*Job*: Check every line of the material below for the string "Union", and return the ones that have it.
:::::
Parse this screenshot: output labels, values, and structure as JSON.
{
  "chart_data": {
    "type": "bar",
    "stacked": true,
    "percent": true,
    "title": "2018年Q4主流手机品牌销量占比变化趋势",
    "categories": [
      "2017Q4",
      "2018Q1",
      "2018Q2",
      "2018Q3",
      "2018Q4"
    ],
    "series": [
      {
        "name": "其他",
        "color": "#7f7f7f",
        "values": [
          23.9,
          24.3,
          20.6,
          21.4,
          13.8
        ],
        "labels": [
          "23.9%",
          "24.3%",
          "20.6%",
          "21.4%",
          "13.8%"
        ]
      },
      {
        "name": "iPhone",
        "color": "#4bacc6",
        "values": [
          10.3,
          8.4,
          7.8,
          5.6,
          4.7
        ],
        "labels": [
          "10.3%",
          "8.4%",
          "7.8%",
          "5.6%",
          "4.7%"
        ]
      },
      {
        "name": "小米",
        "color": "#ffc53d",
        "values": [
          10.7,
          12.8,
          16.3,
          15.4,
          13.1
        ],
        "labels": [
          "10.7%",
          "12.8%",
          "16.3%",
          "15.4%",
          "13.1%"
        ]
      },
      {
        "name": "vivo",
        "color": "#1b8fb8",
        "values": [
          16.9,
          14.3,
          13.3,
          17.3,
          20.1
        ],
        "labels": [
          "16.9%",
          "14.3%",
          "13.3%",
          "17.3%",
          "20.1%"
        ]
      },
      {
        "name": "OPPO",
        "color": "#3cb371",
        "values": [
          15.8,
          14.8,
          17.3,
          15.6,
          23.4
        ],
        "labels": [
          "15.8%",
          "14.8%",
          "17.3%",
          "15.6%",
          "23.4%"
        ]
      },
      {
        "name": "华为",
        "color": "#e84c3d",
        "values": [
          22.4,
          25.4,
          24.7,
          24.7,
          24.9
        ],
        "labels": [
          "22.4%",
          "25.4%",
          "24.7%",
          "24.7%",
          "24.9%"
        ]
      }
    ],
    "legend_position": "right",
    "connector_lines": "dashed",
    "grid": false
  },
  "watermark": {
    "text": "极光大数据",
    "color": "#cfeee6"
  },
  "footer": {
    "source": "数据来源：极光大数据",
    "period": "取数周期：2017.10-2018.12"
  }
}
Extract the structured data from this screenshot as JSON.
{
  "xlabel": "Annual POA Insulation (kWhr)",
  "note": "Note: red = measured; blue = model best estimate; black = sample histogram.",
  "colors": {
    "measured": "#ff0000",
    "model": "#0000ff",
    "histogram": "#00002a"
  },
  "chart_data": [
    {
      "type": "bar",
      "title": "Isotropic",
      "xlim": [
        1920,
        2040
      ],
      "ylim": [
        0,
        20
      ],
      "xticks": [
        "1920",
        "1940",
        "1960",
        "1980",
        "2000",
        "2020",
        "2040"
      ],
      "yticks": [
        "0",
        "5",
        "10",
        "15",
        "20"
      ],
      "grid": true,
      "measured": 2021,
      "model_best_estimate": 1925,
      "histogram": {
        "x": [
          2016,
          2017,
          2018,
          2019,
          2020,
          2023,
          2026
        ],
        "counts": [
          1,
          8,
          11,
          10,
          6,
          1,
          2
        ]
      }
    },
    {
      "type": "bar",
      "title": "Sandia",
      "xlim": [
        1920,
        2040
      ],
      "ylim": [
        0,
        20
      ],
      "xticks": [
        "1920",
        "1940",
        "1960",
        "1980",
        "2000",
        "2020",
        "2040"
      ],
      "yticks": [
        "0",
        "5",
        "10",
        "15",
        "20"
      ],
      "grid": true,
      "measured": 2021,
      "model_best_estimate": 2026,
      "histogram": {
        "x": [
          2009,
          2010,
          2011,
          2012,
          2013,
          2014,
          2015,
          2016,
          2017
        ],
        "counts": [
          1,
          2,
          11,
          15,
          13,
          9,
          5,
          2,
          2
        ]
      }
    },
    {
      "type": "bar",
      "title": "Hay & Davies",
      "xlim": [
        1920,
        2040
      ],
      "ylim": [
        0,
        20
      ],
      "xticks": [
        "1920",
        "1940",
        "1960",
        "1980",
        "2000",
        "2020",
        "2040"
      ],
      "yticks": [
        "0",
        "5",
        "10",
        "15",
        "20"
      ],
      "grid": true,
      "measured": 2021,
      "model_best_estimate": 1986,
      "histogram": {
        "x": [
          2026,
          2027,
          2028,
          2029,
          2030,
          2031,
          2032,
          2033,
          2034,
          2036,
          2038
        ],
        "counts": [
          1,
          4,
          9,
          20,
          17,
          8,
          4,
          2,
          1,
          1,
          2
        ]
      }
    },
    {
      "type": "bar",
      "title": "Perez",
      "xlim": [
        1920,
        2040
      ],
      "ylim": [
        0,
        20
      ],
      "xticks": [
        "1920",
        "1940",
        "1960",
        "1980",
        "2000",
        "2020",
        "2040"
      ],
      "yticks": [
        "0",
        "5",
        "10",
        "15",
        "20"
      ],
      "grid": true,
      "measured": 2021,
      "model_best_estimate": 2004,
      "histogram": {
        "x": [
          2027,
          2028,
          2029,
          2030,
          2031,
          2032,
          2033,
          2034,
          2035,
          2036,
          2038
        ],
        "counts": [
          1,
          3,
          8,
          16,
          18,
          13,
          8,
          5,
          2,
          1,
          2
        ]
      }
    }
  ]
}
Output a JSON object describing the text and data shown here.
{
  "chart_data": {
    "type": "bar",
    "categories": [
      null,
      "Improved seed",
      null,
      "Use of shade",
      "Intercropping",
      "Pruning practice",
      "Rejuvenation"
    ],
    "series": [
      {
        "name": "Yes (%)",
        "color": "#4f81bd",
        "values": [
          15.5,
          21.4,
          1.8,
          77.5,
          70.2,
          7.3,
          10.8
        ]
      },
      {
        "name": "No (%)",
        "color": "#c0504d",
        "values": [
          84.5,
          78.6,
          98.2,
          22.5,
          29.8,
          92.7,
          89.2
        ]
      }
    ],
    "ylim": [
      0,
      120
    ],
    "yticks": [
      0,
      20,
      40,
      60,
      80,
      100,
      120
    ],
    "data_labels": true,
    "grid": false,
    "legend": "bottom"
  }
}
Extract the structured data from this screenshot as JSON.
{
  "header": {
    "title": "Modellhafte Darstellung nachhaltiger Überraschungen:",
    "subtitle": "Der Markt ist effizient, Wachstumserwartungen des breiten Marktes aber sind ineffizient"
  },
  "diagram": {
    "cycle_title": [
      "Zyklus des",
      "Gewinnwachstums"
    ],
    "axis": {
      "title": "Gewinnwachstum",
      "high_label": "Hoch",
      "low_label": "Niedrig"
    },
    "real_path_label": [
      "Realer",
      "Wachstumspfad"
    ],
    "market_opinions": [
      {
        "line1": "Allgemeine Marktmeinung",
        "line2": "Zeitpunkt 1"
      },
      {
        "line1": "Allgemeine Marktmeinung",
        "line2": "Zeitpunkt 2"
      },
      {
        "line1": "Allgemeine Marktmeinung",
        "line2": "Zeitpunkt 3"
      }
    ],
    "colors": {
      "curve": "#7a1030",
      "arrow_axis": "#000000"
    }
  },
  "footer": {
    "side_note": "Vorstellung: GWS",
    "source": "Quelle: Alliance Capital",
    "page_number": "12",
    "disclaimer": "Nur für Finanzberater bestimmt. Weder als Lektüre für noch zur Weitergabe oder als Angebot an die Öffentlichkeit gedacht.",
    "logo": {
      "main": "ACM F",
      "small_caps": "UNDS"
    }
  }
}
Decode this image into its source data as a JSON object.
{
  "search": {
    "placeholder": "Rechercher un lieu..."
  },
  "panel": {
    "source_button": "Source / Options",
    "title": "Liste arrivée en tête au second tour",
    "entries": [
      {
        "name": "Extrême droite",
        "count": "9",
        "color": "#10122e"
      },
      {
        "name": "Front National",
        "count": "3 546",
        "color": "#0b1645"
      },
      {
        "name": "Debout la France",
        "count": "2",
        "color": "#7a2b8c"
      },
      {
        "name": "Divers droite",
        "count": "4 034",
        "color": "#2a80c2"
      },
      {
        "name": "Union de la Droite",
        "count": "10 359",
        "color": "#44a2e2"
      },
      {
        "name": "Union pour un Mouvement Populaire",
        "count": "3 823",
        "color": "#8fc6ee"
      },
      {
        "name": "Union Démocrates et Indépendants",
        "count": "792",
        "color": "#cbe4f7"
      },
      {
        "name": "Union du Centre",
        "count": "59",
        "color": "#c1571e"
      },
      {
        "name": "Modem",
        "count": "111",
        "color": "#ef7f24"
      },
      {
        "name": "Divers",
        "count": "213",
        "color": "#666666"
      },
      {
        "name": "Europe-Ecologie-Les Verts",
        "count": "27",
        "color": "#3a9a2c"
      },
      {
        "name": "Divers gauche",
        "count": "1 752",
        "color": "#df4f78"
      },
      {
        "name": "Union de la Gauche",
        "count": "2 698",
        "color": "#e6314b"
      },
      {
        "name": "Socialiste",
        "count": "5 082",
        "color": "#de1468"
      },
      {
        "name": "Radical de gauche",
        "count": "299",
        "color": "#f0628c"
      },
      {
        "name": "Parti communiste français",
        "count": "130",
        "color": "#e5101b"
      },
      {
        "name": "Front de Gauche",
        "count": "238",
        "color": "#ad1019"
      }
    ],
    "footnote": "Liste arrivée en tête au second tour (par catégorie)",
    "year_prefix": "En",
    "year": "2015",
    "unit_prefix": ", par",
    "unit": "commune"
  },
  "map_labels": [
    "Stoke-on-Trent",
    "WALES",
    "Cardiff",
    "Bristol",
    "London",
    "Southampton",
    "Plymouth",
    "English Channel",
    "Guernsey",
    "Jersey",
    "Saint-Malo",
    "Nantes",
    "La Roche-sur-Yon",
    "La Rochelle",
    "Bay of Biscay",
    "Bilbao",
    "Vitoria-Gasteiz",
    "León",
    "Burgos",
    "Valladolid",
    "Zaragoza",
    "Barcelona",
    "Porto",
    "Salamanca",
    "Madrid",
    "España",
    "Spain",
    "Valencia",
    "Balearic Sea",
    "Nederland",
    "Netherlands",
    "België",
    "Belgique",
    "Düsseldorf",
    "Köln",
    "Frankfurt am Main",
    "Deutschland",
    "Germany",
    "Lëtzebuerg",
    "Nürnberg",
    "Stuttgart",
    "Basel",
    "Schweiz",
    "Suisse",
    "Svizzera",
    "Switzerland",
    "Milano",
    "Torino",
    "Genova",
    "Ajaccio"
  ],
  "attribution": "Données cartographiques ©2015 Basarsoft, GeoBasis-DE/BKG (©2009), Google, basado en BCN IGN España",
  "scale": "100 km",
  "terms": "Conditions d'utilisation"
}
:::::
*The output*:
        "name": "Union de la Droite",
        "name": "Union pour un Mouvement Populaire",
        "name": "Union Démocrates et Indépendants",
        "name": "Union du Centre",
        "name": "Union de la Gauche",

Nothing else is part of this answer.